═══ RECORDS PROVIDED

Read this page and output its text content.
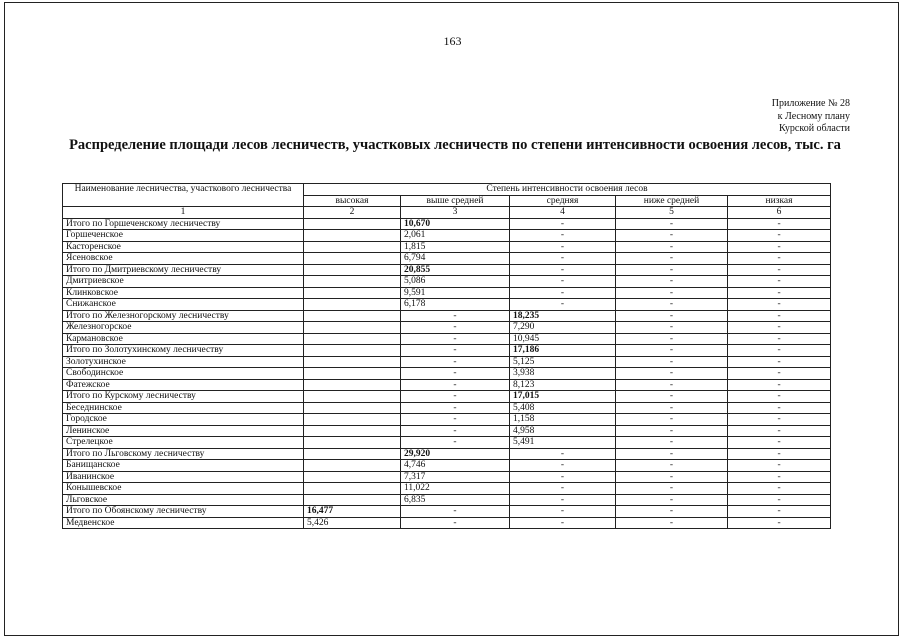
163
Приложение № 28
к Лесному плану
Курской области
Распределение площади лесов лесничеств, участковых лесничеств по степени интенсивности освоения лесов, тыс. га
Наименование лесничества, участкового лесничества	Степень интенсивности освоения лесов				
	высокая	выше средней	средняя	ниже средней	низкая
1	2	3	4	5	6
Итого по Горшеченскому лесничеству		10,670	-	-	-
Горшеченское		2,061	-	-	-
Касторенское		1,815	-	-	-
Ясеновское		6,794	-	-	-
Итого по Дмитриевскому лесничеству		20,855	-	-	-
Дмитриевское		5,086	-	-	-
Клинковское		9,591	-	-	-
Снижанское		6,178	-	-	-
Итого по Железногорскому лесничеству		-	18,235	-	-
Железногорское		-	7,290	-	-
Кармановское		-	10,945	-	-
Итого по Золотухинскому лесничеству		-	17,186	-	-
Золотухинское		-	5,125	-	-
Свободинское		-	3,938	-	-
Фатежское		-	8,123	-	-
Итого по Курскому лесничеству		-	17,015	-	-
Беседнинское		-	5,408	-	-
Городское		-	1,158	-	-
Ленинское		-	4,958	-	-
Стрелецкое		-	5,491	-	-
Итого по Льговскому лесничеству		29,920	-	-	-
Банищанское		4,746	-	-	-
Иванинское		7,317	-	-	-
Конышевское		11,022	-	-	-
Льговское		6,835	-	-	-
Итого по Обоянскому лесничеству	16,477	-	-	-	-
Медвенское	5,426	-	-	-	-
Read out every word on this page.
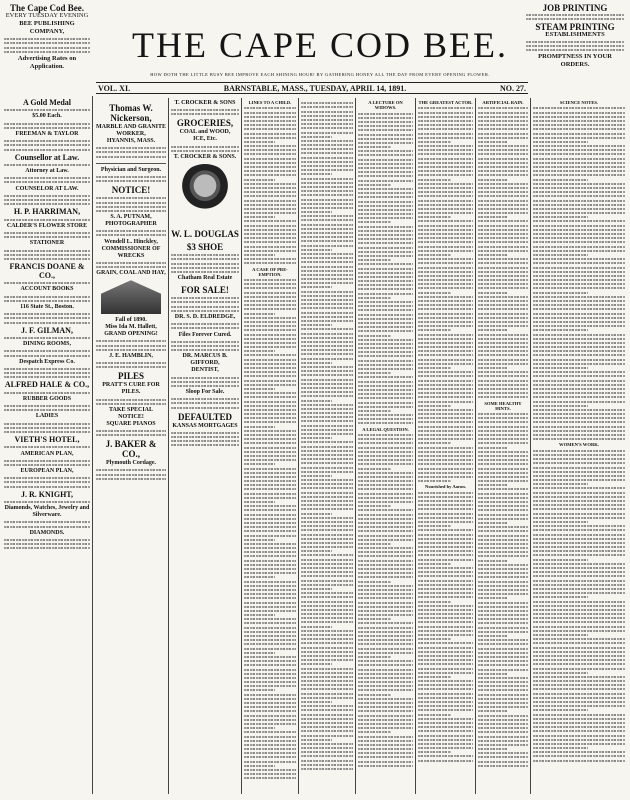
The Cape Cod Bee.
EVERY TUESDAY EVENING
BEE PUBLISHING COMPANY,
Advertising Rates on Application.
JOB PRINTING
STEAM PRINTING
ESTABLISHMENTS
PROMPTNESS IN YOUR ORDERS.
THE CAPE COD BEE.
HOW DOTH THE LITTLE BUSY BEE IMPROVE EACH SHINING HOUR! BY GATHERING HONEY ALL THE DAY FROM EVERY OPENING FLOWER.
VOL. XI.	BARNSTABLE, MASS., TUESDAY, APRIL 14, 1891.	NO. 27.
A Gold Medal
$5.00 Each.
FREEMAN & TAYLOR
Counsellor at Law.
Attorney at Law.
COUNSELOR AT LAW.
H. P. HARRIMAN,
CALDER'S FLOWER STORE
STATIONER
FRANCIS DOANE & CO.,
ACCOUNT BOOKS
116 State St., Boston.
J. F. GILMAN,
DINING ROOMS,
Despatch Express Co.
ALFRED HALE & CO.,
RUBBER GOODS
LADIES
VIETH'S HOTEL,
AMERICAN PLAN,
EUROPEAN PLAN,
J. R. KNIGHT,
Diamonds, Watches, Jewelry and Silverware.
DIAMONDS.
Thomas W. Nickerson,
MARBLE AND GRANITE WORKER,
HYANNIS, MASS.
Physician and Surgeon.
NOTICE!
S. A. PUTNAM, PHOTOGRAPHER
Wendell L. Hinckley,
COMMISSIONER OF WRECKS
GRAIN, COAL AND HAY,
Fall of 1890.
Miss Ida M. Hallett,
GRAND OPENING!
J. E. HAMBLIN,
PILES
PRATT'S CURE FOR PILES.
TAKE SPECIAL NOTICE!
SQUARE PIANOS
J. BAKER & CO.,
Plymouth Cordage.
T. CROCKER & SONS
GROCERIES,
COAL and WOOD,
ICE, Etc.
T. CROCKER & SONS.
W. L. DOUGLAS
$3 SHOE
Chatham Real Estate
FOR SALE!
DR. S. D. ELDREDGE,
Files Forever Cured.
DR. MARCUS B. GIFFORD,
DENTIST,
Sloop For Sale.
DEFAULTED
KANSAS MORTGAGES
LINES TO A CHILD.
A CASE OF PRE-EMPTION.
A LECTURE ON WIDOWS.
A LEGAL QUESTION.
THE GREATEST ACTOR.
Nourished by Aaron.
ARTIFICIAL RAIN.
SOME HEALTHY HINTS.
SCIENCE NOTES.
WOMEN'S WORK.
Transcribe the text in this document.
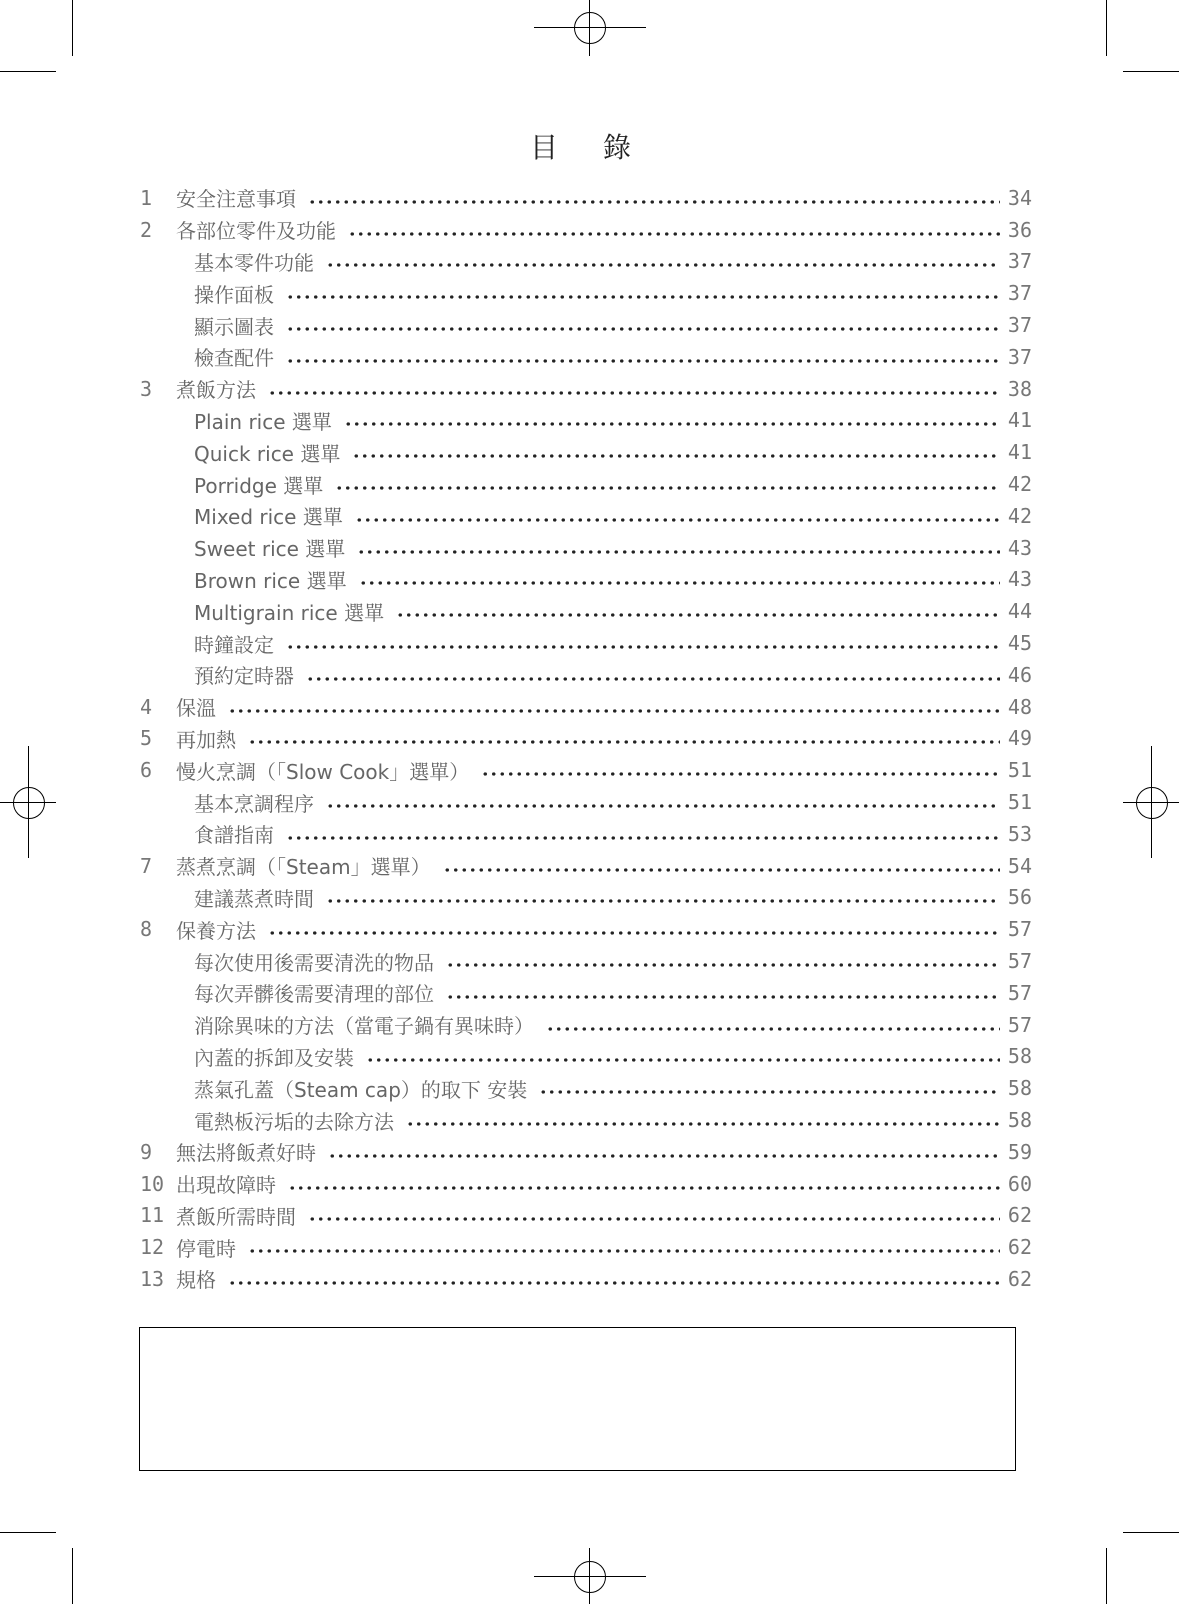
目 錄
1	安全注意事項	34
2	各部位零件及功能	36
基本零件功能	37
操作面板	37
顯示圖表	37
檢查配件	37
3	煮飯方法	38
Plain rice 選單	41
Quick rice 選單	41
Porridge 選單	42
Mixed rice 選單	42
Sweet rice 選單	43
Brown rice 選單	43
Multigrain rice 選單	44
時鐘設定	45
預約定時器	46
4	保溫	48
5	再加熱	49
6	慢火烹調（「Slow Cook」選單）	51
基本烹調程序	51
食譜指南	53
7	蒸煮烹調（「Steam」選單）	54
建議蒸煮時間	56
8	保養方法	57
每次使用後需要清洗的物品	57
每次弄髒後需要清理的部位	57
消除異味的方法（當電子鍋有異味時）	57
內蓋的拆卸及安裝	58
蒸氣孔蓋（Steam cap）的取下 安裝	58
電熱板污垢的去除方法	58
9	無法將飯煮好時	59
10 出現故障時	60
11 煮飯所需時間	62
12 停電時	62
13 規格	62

══════

→ GIVEN REQUEST
Gather each line holding the string "OPENING".

→ SOLUTION FOR THIS EXERCISE
HOW DOTH THE LITTLE BUSY BEE IMPROVE EACH SHINING HOUR! BY GATHERING HONEY ALL THE DAY FROM EVERY OPENING FLOWER.
GRAND OPENING!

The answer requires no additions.